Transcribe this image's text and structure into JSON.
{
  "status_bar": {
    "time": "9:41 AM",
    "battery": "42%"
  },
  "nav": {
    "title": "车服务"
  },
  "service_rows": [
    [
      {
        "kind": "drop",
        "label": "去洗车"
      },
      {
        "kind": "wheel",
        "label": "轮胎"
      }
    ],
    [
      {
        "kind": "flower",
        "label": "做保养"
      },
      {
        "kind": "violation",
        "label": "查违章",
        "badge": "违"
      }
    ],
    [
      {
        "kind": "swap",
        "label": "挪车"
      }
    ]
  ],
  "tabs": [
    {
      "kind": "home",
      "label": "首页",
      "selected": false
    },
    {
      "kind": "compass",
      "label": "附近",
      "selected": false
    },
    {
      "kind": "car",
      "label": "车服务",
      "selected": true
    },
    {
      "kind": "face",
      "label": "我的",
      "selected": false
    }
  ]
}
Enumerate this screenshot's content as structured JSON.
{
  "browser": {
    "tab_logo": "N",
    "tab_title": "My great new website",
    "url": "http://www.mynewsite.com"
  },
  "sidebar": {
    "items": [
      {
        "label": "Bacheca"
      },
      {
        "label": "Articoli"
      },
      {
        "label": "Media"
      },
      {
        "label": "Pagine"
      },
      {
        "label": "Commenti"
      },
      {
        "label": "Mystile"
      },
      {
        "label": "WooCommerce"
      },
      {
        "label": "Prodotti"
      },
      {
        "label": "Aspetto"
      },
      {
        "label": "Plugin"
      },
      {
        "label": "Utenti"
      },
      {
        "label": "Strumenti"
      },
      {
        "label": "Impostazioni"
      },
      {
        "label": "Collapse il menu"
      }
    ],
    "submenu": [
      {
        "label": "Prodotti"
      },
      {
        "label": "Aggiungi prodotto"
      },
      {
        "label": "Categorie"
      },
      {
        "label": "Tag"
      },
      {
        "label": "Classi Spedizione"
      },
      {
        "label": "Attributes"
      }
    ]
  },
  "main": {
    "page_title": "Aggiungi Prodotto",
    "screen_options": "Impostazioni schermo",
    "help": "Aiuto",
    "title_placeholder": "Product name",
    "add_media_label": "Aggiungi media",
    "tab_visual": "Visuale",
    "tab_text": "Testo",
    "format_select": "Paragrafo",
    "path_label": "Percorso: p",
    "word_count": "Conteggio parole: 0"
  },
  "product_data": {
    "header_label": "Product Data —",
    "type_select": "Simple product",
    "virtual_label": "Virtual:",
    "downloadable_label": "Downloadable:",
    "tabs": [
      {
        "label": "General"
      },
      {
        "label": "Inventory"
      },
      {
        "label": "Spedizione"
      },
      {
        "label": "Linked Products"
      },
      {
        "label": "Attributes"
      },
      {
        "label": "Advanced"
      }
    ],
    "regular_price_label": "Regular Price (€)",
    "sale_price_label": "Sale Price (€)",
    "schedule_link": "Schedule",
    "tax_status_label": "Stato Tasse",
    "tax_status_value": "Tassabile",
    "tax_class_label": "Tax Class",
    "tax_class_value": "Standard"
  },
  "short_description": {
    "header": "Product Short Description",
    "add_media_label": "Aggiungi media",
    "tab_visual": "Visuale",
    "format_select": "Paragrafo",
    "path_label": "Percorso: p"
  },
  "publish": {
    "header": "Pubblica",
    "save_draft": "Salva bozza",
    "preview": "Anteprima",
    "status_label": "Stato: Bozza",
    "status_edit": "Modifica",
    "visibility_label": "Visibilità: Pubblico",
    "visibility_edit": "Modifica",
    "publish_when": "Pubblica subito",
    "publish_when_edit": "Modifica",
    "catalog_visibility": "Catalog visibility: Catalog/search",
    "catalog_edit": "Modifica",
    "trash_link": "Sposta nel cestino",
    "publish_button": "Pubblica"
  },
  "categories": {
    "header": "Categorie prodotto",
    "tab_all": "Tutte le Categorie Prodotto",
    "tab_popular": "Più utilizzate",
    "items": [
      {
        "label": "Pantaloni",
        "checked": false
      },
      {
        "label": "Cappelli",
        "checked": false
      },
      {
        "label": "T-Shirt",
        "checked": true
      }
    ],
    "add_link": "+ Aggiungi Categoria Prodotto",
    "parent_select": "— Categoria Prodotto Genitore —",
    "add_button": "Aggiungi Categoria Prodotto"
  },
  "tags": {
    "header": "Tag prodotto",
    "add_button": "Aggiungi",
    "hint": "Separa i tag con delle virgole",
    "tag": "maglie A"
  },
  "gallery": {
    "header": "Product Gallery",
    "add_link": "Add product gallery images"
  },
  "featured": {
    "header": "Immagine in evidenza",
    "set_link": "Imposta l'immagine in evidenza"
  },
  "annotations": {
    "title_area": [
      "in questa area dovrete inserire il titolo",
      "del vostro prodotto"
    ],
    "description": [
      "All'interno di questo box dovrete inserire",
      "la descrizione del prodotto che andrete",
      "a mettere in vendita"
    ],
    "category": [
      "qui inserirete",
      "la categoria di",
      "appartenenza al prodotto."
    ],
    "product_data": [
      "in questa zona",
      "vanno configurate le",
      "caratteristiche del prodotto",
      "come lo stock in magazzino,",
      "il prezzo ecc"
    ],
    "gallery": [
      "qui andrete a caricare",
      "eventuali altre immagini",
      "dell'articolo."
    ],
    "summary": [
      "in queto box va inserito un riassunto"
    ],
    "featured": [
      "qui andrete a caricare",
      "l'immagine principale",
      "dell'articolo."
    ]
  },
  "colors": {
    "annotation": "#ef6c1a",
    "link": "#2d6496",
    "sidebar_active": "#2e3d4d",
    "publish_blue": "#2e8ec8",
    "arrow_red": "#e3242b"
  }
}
★ ★ ★
Short problem » Nothing should be changed: write out all of the data as is.

Response to this task »
Transcribe this image's text and structure into JSON.
{
  "status_bar": {
    "time": "9:41 AM",
    "battery": "42%"
  },
  "nav": {
    "title": "车服务"
  },
  "service_rows": [
    [
      {
        "kind": "drop",
        "label": "去洗车"
      },
      {
        "kind": "wheel",
        "label": "轮胎"
      }
    ],
    [
      {
        "kind": "flower",
        "label": "做保养"
      },
      {
        "kind": "violation",
        "label": "查违章",
        "badge": "违"
      }
    ],
    [
      {
        "kind": "swap",
        "label": "挪车"
      }
    ]
  ],
  "tabs": [
    {
      "kind": "home",
      "label": "首页",
      "selected": false
    },
    {
      "kind": "compass",
      "label": "附近",
      "selected": false
    },
    {
      "kind": "car",
      "label": "车服务",
      "selected": true
    },
    {
      "kind": "face",
      "label": "我的",
      "selected": false
    }
  ]
}
Enumerate this screenshot's content as structured JSON.
{
  "browser": {
    "tab_logo": "N",
    "tab_title": "My great new website",
    "url": "http://www.mynewsite.com"
  },
  "sidebar": {
    "items": [
      {
        "label": "Bacheca"
      },
      {
        "label": "Articoli"
      },
      {
        "label": "Media"
      },
      {
        "label": "Pagine"
      },
      {
        "label": "Commenti"
      },
      {
        "label": "Mystile"
      },
      {
        "label": "WooCommerce"
      },
      {
        "label": "Prodotti"
      },
      {
        "label": "Aspetto"
      },
      {
        "label": "Plugin"
      },
      {
        "label": "Utenti"
      },
      {
        "label": "Strumenti"
      },
      {
        "label": "Impostazioni"
      },
      {
        "label": "Collapse il menu"
      }
    ],
    "submenu": [
      {
        "label": "Prodotti"
      },
      {
        "label": "Aggiungi prodotto"
      },
      {
        "label": "Categorie"
      },
      {
        "label": "Tag"
      },
      {
        "label": "Classi Spedizione"
      },
      {
        "label": "Attributes"
      }
    ]
  },
  "main": {
    "page_title": "Aggiungi Prodotto",
    "screen_options": "Impostazioni schermo",
    "help": "Aiuto",
    "title_placeholder": "Product name",
    "add_media_label": "Aggiungi media",
    "tab_visual": "Visuale",
    "tab_text": "Testo",
    "format_select": "Paragrafo",
    "path_label": "Percorso: p",
    "word_count": "Conteggio parole: 0"
  },
  "product_data": {
    "header_label": "Product Data —",
    "type_select": "Simple product",
    "virtual_label": "Virtual:",
    "downloadable_label": "Downloadable:",
    "tabs": [
      {
        "label": "General"
      },
      {
        "label": "Inventory"
      },
      {
        "label": "Spedizione"
      },
      {
        "label": "Linked Products"
      },
      {
        "label": "Attributes"
      },
      {
        "label": "Advanced"
      }
    ],
    "regular_price_label": "Regular Price (€)",
    "sale_price_label": "Sale Price (€)",
    "schedule_link": "Schedule",
    "tax_status_label": "Stato Tasse",
    "tax_status_value": "Tassabile",
    "tax_class_label": "Tax Class",
    "tax_class_value": "Standard"
  },
  "short_description": {
    "header": "Product Short Description",
    "add_media_label": "Aggiungi media",
    "tab_visual": "Visuale",
    "format_select": "Paragrafo",
    "path_label": "Percorso: p"
  },
  "publish": {
    "header": "Pubblica",
    "save_draft": "Salva bozza",
    "preview": "Anteprima",
    "status_label": "Stato: Bozza",
    "status_edit": "Modifica",
    "visibility_label": "Visibilità: Pubblico",
    "visibility_edit": "Modifica",
    "publish_when": "Pubblica subito",
    "publish_when_edit": "Modifica",
    "catalog_visibility": "Catalog visibility: Catalog/search",
    "catalog_edit": "Modifica",
    "trash_link": "Sposta nel cestino",
    "publish_button": "Pubblica"
  },
  "categories": {
    "header": "Categorie prodotto",
    "tab_all": "Tutte le Categorie Prodotto",
    "tab_popular": "Più utilizzate",
    "items": [
      {
        "label": "Pantaloni",
        "checked": false
      },
      {
        "label": "Cappelli",
        "checked": false
      },
      {
        "label": "T-Shirt",
        "checked": true
      }
    ],
    "add_link": "+ Aggiungi Categoria Prodotto",
    "parent_select": "— Categoria Prodotto Genitore —",
    "add_button": "Aggiungi Categoria Prodotto"
  },
  "tags": {
    "header": "Tag prodotto",
    "add_button": "Aggiungi",
    "hint": "Separa i tag con delle virgole",
    "tag": "maglie A"
  },
  "gallery": {
    "header": "Product Gallery",
    "add_link": "Add product gallery images"
  },
  "featured": {
    "header": "Immagine in evidenza",
    "set_link": "Imposta l'immagine in evidenza"
  },
  "annotations": {
    "title_area": [
      "in questa area dovrete inserire il titolo",
      "del vostro prodotto"
    ],
    "description": [
      "All'interno di questo box dovrete inserire",
      "la descrizione del prodotto che andrete",
      "a mettere in vendita"
    ],
    "category": [
      "qui inserirete",
      "la categoria di",
      "appartenenza al prodotto."
    ],
    "product_data": [
      "in questa zona",
      "vanno configurate le",
      "caratteristiche del prodotto",
      "come lo stock in magazzino,",
      "il prezzo ecc"
    ],
    "gallery": [
      "qui andrete a caricare",
      "eventuali altre immagini",
      "dell'articolo."
    ],
    "summary": [
      "in queto box va inserito un riassunto"
    ],
    "featured": [
      "qui andrete a caricare",
      "l'immagine principale",
      "dell'articolo."
    ]
  },
  "colors": {
    "annotation": "#ef6c1a",
    "link": "#2d6496",
    "sidebar_active": "#2e3d4d",
    "publish_blue": "#2e8ec8",
    "arrow_red": "#e3242b"
  }
}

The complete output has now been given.